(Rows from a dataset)
****************
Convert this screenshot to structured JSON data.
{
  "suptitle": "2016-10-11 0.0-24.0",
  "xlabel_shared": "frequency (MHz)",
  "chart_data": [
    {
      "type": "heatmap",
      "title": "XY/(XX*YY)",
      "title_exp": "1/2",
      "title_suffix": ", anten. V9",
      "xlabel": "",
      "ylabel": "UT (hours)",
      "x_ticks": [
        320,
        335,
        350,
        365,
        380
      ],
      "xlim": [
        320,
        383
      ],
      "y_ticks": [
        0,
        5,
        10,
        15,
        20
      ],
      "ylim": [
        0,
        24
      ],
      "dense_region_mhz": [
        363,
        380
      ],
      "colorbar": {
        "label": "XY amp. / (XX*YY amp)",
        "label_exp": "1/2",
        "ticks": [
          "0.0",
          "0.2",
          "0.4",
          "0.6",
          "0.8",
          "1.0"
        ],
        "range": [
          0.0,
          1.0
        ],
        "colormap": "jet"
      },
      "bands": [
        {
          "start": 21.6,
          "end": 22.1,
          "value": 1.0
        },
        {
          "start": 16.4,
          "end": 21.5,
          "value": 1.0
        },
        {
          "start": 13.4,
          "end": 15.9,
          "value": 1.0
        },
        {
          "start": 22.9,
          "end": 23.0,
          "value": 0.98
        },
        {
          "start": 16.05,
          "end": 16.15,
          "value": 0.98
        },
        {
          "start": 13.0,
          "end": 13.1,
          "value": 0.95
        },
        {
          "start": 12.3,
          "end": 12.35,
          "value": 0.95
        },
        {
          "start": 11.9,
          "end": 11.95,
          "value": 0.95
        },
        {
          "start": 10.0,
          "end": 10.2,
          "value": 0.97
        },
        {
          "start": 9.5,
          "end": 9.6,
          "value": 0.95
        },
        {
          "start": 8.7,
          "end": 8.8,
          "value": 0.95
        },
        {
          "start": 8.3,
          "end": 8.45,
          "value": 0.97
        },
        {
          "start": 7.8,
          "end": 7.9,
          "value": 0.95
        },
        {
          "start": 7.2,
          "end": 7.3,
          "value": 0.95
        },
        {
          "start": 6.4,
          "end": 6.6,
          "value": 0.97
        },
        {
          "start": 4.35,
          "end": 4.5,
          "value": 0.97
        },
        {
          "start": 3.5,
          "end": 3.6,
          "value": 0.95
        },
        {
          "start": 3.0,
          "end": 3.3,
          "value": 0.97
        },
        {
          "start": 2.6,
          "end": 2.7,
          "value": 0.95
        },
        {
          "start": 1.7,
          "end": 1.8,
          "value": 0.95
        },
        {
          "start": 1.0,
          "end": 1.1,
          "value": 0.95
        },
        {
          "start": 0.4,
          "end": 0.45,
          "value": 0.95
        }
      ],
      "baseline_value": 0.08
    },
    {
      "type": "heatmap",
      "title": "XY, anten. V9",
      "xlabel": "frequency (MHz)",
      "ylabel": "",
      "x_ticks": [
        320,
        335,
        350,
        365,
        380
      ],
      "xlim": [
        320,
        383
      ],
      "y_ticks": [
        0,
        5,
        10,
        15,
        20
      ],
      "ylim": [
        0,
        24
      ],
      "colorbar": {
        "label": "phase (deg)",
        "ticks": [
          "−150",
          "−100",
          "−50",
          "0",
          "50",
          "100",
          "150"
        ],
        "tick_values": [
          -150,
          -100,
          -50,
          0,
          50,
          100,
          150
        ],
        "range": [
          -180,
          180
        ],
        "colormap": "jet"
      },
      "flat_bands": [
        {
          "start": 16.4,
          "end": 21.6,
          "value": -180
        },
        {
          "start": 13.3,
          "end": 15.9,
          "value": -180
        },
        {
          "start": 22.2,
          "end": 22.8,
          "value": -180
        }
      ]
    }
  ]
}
****************
Written request
Make an exact copy of the data above.

Solution below
Convert this screenshot to structured JSON data.
{
  "suptitle": "2016-10-11 0.0-24.0",
  "xlabel_shared": "frequency (MHz)",
  "chart_data": [
    {
      "type": "heatmap",
      "title": "XY/(XX*YY)",
      "title_exp": "1/2",
      "title_suffix": ", anten. V9",
      "xlabel": "",
      "ylabel": "UT (hours)",
      "x_ticks": [
        320,
        335,
        350,
        365,
        380
      ],
      "xlim": [
        320,
        383
      ],
      "y_ticks": [
        0,
        5,
        10,
        15,
        20
      ],
      "ylim": [
        0,
        24
      ],
      "dense_region_mhz": [
        363,
        380
      ],
      "colorbar": {
        "label": "XY amp. / (XX*YY amp)",
        "label_exp": "1/2",
        "ticks": [
          "0.0",
          "0.2",
          "0.4",
          "0.6",
          "0.8",
          "1.0"
        ],
        "range": [
          0.0,
          1.0
        ],
        "colormap": "jet"
      },
      "bands": [
        {
          "start": 21.6,
          "end": 22.1,
          "value": 1.0
        },
        {
          "start": 16.4,
          "end": 21.5,
          "value": 1.0
        },
        {
          "start": 13.4,
          "end": 15.9,
          "value": 1.0
        },
        {
          "start": 22.9,
          "end": 23.0,
          "value": 0.98
        },
        {
          "start": 16.05,
          "end": 16.15,
          "value": 0.98
        },
        {
          "start": 13.0,
          "end": 13.1,
          "value": 0.95
        },
        {
          "start": 12.3,
          "end": 12.35,
          "value": 0.95
        },
        {
          "start": 11.9,
          "end": 11.95,
          "value": 0.95
        },
        {
          "start": 10.0,
          "end": 10.2,
          "value": 0.97
        },
        {
          "start": 9.5,
          "end": 9.6,
          "value": 0.95
        },
        {
          "start": 8.7,
          "end": 8.8,
          "value": 0.95
        },
        {
          "start": 8.3,
          "end": 8.45,
          "value": 0.97
        },
        {
          "start": 7.8,
          "end": 7.9,
          "value": 0.95
        },
        {
          "start": 7.2,
          "end": 7.3,
          "value": 0.95
        },
        {
          "start": 6.4,
          "end": 6.6,
          "value": 0.97
        },
        {
          "start": 4.35,
          "end": 4.5,
          "value": 0.97
        },
        {
          "start": 3.5,
          "end": 3.6,
          "value": 0.95
        },
        {
          "start": 3.0,
          "end": 3.3,
          "value": 0.97
        },
        {
          "start": 2.6,
          "end": 2.7,
          "value": 0.95
        },
        {
          "start": 1.7,
          "end": 1.8,
          "value": 0.95
        },
        {
          "start": 1.0,
          "end": 1.1,
          "value": 0.95
        },
        {
          "start": 0.4,
          "end": 0.45,
          "value": 0.95
        }
      ],
      "baseline_value": 0.08
    },
    {
      "type": "heatmap",
      "title": "XY, anten. V9",
      "xlabel": "frequency (MHz)",
      "ylabel": "",
      "x_ticks": [
        320,
        335,
        350,
        365,
        380
      ],
      "xlim": [
        320,
        383
      ],
      "y_ticks": [
        0,
        5,
        10,
        15,
        20
      ],
      "ylim": [
        0,
        24
      ],
      "colorbar": {
        "label": "phase (deg)",
        "ticks": [
          "−150",
          "−100",
          "−50",
          "0",
          "50",
          "100",
          "150"
        ],
        "tick_values": [
          -150,
          -100,
          -50,
          0,
          50,
          100,
          150
        ],
        "range": [
          -180,
          180
        ],
        "colormap": "jet"
      },
      "flat_bands": [
        {
          "start": 16.4,
          "end": 21.6,
          "value": -180
        },
        {
          "start": 13.3,
          "end": 15.9,
          "value": -180
        },
        {
          "start": 22.2,
          "end": 22.8,
          "value": -180
        }
      ]
    }
  ]
}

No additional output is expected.